**Written request**. Go through the records underneath and write each one out again exactly.

Data entries:
───
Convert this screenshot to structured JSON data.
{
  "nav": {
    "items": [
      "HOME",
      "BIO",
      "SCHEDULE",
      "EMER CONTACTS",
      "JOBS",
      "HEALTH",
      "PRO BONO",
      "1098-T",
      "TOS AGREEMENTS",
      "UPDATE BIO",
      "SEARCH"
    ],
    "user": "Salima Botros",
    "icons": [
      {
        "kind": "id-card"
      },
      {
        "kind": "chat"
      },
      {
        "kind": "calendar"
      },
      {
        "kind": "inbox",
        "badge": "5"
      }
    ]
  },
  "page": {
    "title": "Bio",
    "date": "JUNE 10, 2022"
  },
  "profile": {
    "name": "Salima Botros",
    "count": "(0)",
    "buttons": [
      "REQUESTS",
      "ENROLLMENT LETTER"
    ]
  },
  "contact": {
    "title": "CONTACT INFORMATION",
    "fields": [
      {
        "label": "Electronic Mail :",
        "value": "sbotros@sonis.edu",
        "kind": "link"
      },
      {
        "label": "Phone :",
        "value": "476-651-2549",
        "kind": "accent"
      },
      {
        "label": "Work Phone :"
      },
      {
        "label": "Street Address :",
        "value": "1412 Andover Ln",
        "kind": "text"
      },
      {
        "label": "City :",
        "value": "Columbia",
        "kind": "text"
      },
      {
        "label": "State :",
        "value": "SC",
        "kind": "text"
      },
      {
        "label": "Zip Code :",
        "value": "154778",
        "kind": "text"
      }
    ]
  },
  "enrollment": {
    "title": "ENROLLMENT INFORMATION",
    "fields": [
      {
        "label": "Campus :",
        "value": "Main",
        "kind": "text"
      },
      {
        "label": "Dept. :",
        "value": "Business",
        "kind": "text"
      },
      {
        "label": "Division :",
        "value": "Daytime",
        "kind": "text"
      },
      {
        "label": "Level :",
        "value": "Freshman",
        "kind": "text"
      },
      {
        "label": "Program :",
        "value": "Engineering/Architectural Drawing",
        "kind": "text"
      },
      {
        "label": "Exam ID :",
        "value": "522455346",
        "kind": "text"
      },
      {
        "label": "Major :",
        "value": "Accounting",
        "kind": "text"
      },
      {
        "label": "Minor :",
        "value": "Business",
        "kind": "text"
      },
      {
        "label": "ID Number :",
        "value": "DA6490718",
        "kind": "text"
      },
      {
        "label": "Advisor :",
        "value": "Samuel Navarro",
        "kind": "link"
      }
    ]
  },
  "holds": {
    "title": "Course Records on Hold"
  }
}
───
**Solution for this exercise**.
Convert this screenshot to structured JSON data.
{
  "nav": {
    "items": [
      "HOME",
      "BIO",
      "SCHEDULE",
      "EMER CONTACTS",
      "JOBS",
      "HEALTH",
      "PRO BONO",
      "1098-T",
      "TOS AGREEMENTS",
      "UPDATE BIO",
      "SEARCH"
    ],
    "user": "Salima Botros",
    "icons": [
      {
        "kind": "id-card"
      },
      {
        "kind": "chat"
      },
      {
        "kind": "calendar"
      },
      {
        "kind": "inbox",
        "badge": "5"
      }
    ]
  },
  "page": {
    "title": "Bio",
    "date": "JUNE 10, 2022"
  },
  "profile": {
    "name": "Salima Botros",
    "count": "(0)",
    "buttons": [
      "REQUESTS",
      "ENROLLMENT LETTER"
    ]
  },
  "contact": {
    "title": "CONTACT INFORMATION",
    "fields": [
      {
        "label": "Electronic Mail :",
        "value": "sbotros@sonis.edu",
        "kind": "link"
      },
      {
        "label": "Phone :",
        "value": "476-651-2549",
        "kind": "accent"
      },
      {
        "label": "Work Phone :"
      },
      {
        "label": "Street Address :",
        "value": "1412 Andover Ln",
        "kind": "text"
      },
      {
        "label": "City :",
        "value": "Columbia",
        "kind": "text"
      },
      {
        "label": "State :",
        "value": "SC",
        "kind": "text"
      },
      {
        "label": "Zip Code :",
        "value": "154778",
        "kind": "text"
      }
    ]
  },
  "enrollment": {
    "title": "ENROLLMENT INFORMATION",
    "fields": [
      {
        "label": "Campus :",
        "value": "Main",
        "kind": "text"
      },
      {
        "label": "Dept. :",
        "value": "Business",
        "kind": "text"
      },
      {
        "label": "Division :",
        "value": "Daytime",
        "kind": "text"
      },
      {
        "label": "Level :",
        "value": "Freshman",
        "kind": "text"
      },
      {
        "label": "Program :",
        "value": "Engineering/Architectural Drawing",
        "kind": "text"
      },
      {
        "label": "Exam ID :",
        "value": "522455346",
        "kind": "text"
      },
      {
        "label": "Major :",
        "value": "Accounting",
        "kind": "text"
      },
      {
        "label": "Minor :",
        "value": "Business",
        "kind": "text"
      },
      {
        "label": "ID Number :",
        "value": "DA6490718",
        "kind": "text"
      },
      {
        "label": "Advisor :",
        "value": "Samuel Navarro",
        "kind": "link"
      }
    ]
  },
  "holds": {
    "title": "Course Records on Hold"
  }
}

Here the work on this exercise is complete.